▸ **WRITTEN REQUEST**
Return a copy of every line in the records that includes the word "text".

************

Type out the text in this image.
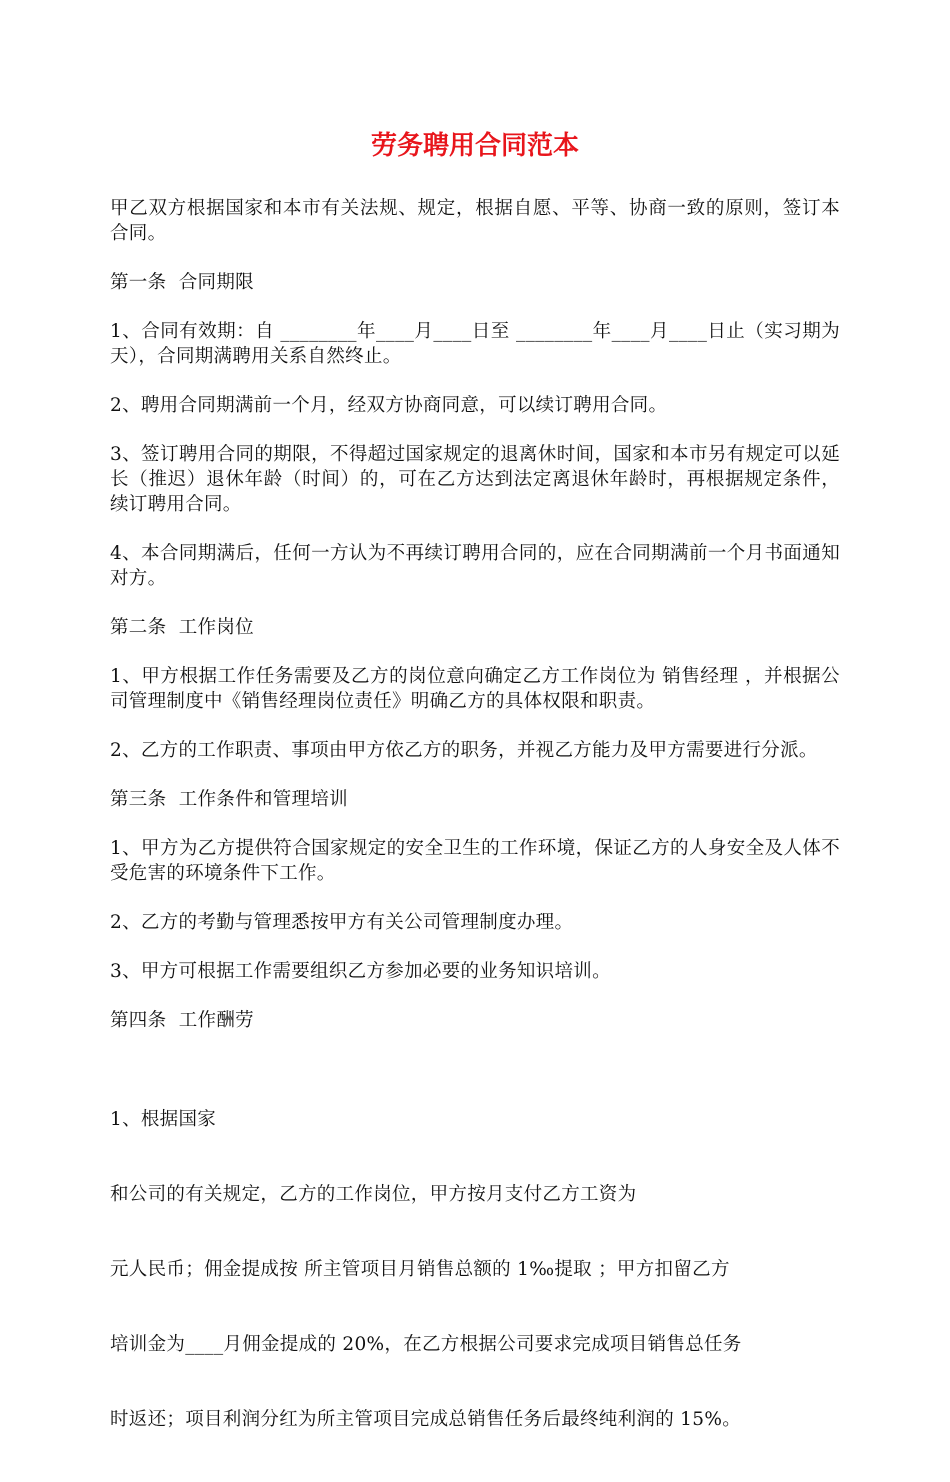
劳务聘用合同范本

甲乙双方根据国家和本市有关法规、规定，根据自愿、平等、协商一致的原则，签订本合同。

第一条  合同期限

1、合同有效期：自 ________年____月____日至 ________年____月____日止（实习期为 天），合同期满聘用关系自然终止。

2、聘用合同期满前一个月，经双方协商同意，可以续订聘用合同。

3、签订聘用合同的期限，不得超过国家规定的退离休时间，国家和本市另有规定可以延长（推迟）退休年龄（时间）的，可在乙方达到法定离退休年龄时，再根据规定条件，续订聘用合同。

4、本合同期满后，任何一方认为不再续订聘用合同的，应在合同期满前一个月书面通知对方。

第二条  工作岗位

1、甲方根据工作任务需要及乙方的岗位意向确定乙方工作岗位为 销售经理 ，并根据公司管理制度中《销售经理岗位责任》明确乙方的具体权限和职责。

2、乙方的工作职责、事项由甲方依乙方的职务，并视乙方能力及甲方需要进行分派。

第三条  工作条件和管理培训

1、甲方为乙方提供符合国家规定的安全卫生的工作环境，保证乙方的人身安全及人体不受危害的环境条件下工作。

2、乙方的考勤与管理悉按甲方有关公司管理制度办理。

3、甲方可根据工作需要组织乙方参加必要的业务知识培训。

第四条  工作酬劳

1、根据国家

和公司的有关规定，乙方的工作岗位，甲方按月支付乙方工资为

元人民币；佣金提成按 所主管项目月销售总额的 1‰提取 ；甲方扣留乙方

培训金为____月佣金提成的 20%，在乙方根据公司要求完成项目销售总任务

时返还；项目利润分红为所主管项目完成总销售任务后最终纯利润的 15%。
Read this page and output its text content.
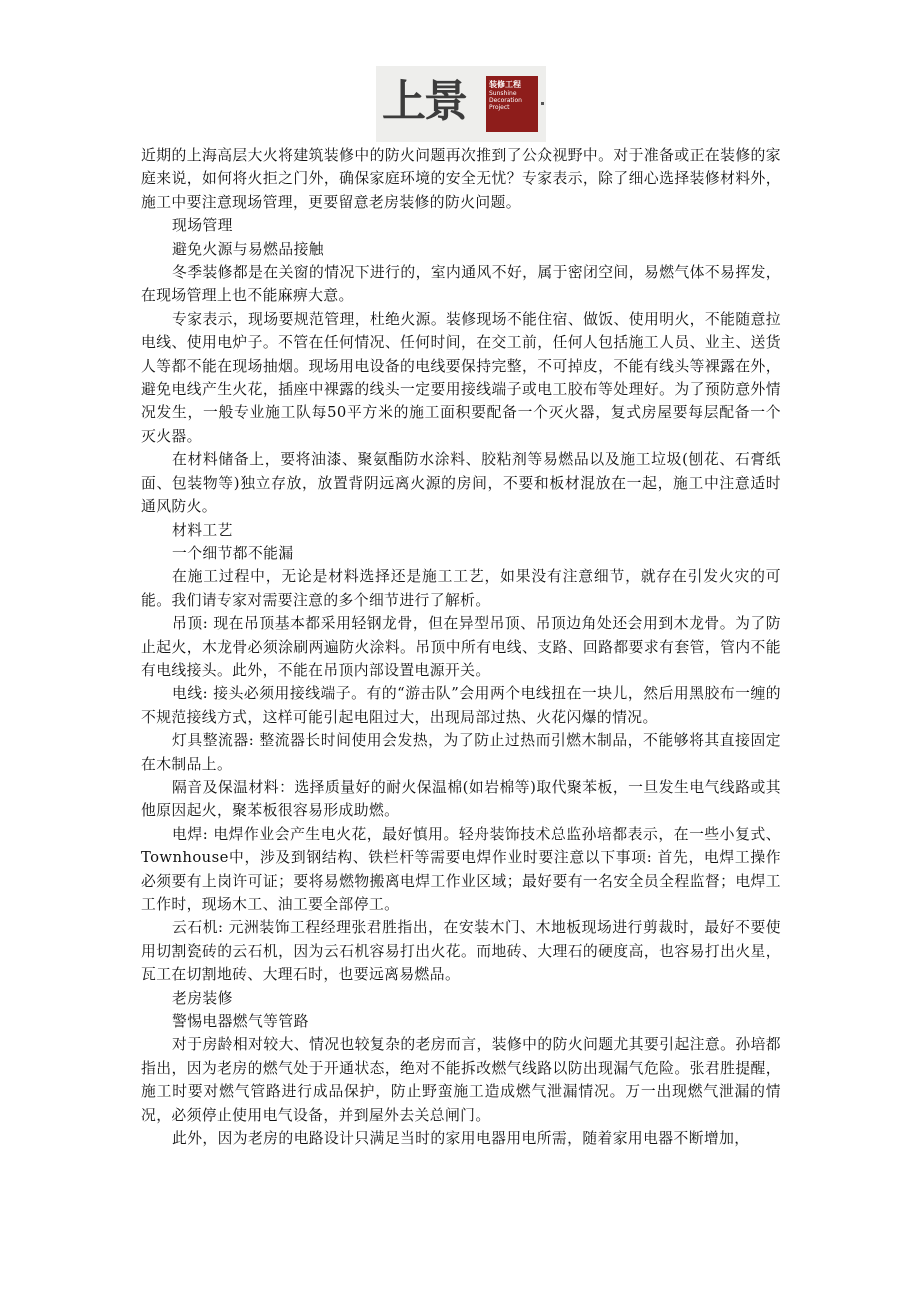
上景	装修工程
Sunshine Decoration Project

近期的上海高层大火将建筑装修中的防火问题再次推到了公众视野中。对于准备或正在装修的家庭来说，如何将火拒之门外，确保家庭环境的安全无忧？专家表示，除了细心选择装修材料外，施工中要注意现场管理，更要留意老房装修的防火问题。

现场管理

避免火源与易燃品接触

冬季装修都是在关窗的情况下进行的，室内通风不好，属于密闭空间，易燃气体不易挥发，在现场管理上也不能麻痹大意。

专家表示，现场要规范管理，杜绝火源。装修现场不能住宿、做饭、使用明火，不能随意拉电线、使用电炉子。不管在任何情况、任何时间，在交工前，任何人包括施工人员、业主、送货人等都不能在现场抽烟。现场用电设备的电线要保持完整，不可掉皮，不能有线头等裸露在外，避免电线产生火花，插座中裸露的线头一定要用接线端子或电工胶布等处理好。为了预防意外情况发生，一般专业施工队每50平方米的施工面积要配备一个灭火器，复式房屋要每层配备一个灭火器。

在材料储备上，要将油漆、聚氨酯防水涂料、胶粘剂等易燃品以及施工垃圾(刨花、石膏纸面、包装物等)独立存放，放置背阴远离火源的房间，不要和板材混放在一起，施工中注意适时通风防火。

材料工艺

一个细节都不能漏

在施工过程中，无论是材料选择还是施工工艺，如果没有注意细节，就存在引发火灾的可能。我们请专家对需要注意的多个细节进行了解析。

吊顶: 现在吊顶基本都采用轻钢龙骨，但在异型吊顶、吊顶边角处还会用到木龙骨。为了防止起火，木龙骨必须涂刷两遍防火涂料。吊顶中所有电线、支路、回路都要求有套管，管内不能有电线接头。此外，不能在吊顶内部设置电源开关。

电线: 接头必须用接线端子。有的“游击队”会用两个电线扭在一块儿，然后用黑胶布一缠的不规范接线方式，这样可能引起电阻过大，出现局部过热、火花闪爆的情况。

灯具整流器: 整流器长时间使用会发热，为了防止过热而引燃木制品，不能够将其直接固定在木制品上。

隔音及保温材料：选择质量好的耐火保温棉(如岩棉等)取代聚苯板，一旦发生电气线路或其他原因起火，聚苯板很容易形成助燃。

电焊: 电焊作业会产生电火花，最好慎用。轻舟装饰技术总监孙培都表示，在一些小复式、Townhouse中，涉及到钢结构、铁栏杆等需要电焊作业时要注意以下事项: 首先，电焊工操作必须要有上岗许可证；要将易燃物搬离电焊工作业区域；最好要有一名安全员全程监督；电焊工工作时，现场木工、油工要全部停工。

云石机: 元洲装饰工程经理张君胜指出，在安装木门、木地板现场进行剪裁时，最好不要使用切割瓷砖的云石机，因为云石机容易打出火花。而地砖、大理石的硬度高，也容易打出火星，瓦工在切割地砖、大理石时，也要远离易燃品。

老房装修

警惕电器燃气等管路

对于房龄相对较大、情况也较复杂的老房而言，装修中的防火问题尤其要引起注意。孙培都指出，因为老房的燃气处于开通状态，绝对不能拆改燃气线路以防出现漏气危险。张君胜提醒，施工时要对燃气管路进行成品保护，防止野蛮施工造成燃气泄漏情况。万一出现燃气泄漏的情况，必须停止使用电气设备，并到屋外去关总闸门。

此外，因为老房的电路设计只满足当时的家用电器用电所需，随着家用电器不断增加，
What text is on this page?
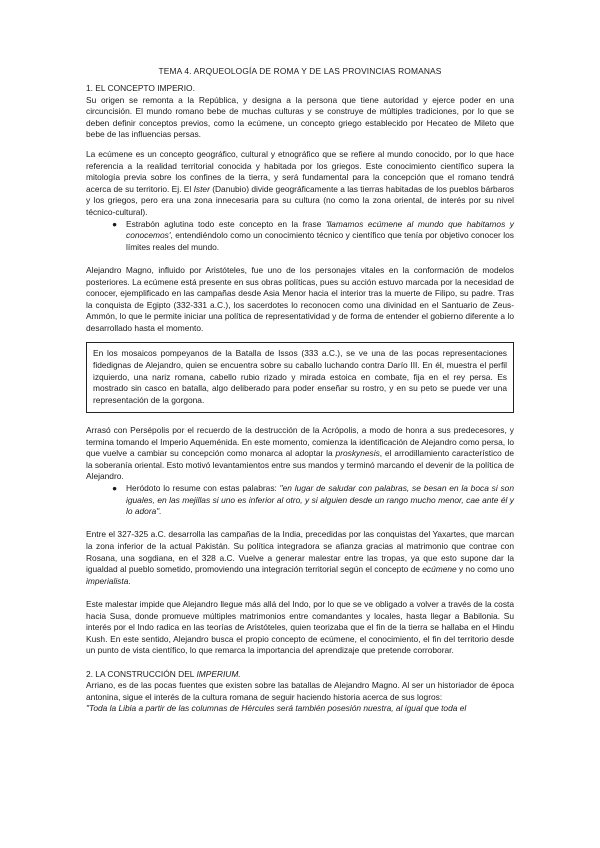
TEMA 4. ARQUEOLOGÍA DE ROMA Y DE LAS PROVINCIAS ROMANAS
1. EL CONCEPTO IMPERIO.

Su origen se remonta a la República, y designa a la persona que tiene autoridad y ejerce poder en una circuncisión. El mundo romano bebe de muchas culturas y se construye de múltiples tradiciones, por lo que se deben definir conceptos previos, como la ecúmene, un concepto griego establecido por Hecateo de Mileto que bebe de las influencias persas.

La ecúmene es un concepto geográfico, cultural y etnográfico que se refiere al mundo conocido, por lo que hace referencia a la realidad territorial conocida y habitada por los griegos. Este conocimiento científico supera la mitología previa sobre los confines de la tierra, y será fundamental para la concepción que el romano tendrá acerca de su territorio. Ej. El Ister (Danubio) divide geográficamente a las tierras habitadas de los pueblos bárbaros y los griegos, pero era una zona innecesaria para su cultura (no como la zona oriental, de interés por su nivel técnico-cultural).

● Estrabón aglutina todo este concepto en la frase 'llamamos ecúmene al mundo que habitamos y conocemos', entendiéndolo como un conocimiento técnico y científico que tenía por objetivo conocer los límites reales del mundo.

Alejandro Magno, influido por Aristóteles, fue uno de los personajes vitales en la conformación de modelos posteriores. La ecúmene está presente en sus obras políticas, pues su acción estuvo marcada por la necesidad de conocer, ejemplificado en las campañas desde Asia Menor hacia el interior tras la muerte de Filipo, su padre. Tras la conquista de Egipto (332-331 a.C.), los sacerdotes lo reconocen como una divinidad en el Santuario de Zeus-Ammón, lo que le permite iniciar una política de representatividad y de forma de entender el gobierno diferente a lo desarrollado hasta el momento.

En los mosaicos pompeyanos de la Batalla de Issos (333 a.C.), se ve una de las pocas representaciones fidedignas de Alejandro, quien se encuentra sobre su caballo luchando contra Darío III. En él, muestra el perfil izquierdo, una nariz romana, cabello rubio rizado y mirada estoica en combate, fija en el rey persa. Es mostrado sin casco en batalla, algo deliberado para poder enseñar su rostro, y en su peto se puede ver una representación de la gorgona.

Arrasó con Persépolis por el recuerdo de la destrucción de la Acrópolis, a modo de honra a sus predecesores, y termina tomando el Imperio Aqueménida. En este momento, comienza la identificación de Alejandro como persa, lo que vuelve a cambiar su concepción como monarca al adoptar la proskynesis, el arrodillamiento característico de la soberanía oriental. Esto motivó levantamientos entre sus mandos y terminó marcando el devenir de la política de Alejandro.

● Heródoto lo resume con estas palabras: "en lugar de saludar con palabras, se besan en la boca si son iguales, en las mejillas si uno es inferior al otro, y si alguien desde un rango mucho menor, cae ante él y lo adora".

Entre el 327-325 a.C. desarrolla las campañas de la India, precedidas por las conquistas del Yaxartes, que marcan la zona inferior de la actual Pakistán. Su política integradora se afianza gracias al matrimonio que contrae con Rosana, una sogdiana, en el 328 a.C. Vuelve a generar malestar entre las tropas, ya que esto supone dar la igualdad al pueblo sometido, promoviendo una integración territorial según el concepto de ecúmene y no como uno imperialista.

Este malestar impide que Alejandro llegue más allá del Indo, por lo que se ve obligado a volver a través de la costa hacia Susa, donde promueve múltiples matrimonios entre comandantes y locales, hasta llegar a Babilonia. Su interés por el Indo radica en las teorías de Aristóteles, quien teorizaba que el fin de la tierra se hallaba en el Hindu Kush. En este sentido, Alejandro busca el propio concepto de ecúmene, el conocimiento, el fin del territorio desde un punto de vista científico, lo que remarca la importancia del aprendizaje que pretende corroborar.

2. LA CONSTRUCCIÓN DEL IMPERIUM.

Arriano, es de las pocas fuentes que existen sobre las batallas de Alejandro Magno. Al ser un historiador de época antonina, sigue el interés de la cultura romana de seguir haciendo historia acerca de sus logros:

"Toda la Libia a partir de las columnas de Hércules será también posesión nuestra, al igual que toda el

************

▸ **IN RESPONSE**
Type out the text in this image.
Read this page and output its text content.
What text is on this page?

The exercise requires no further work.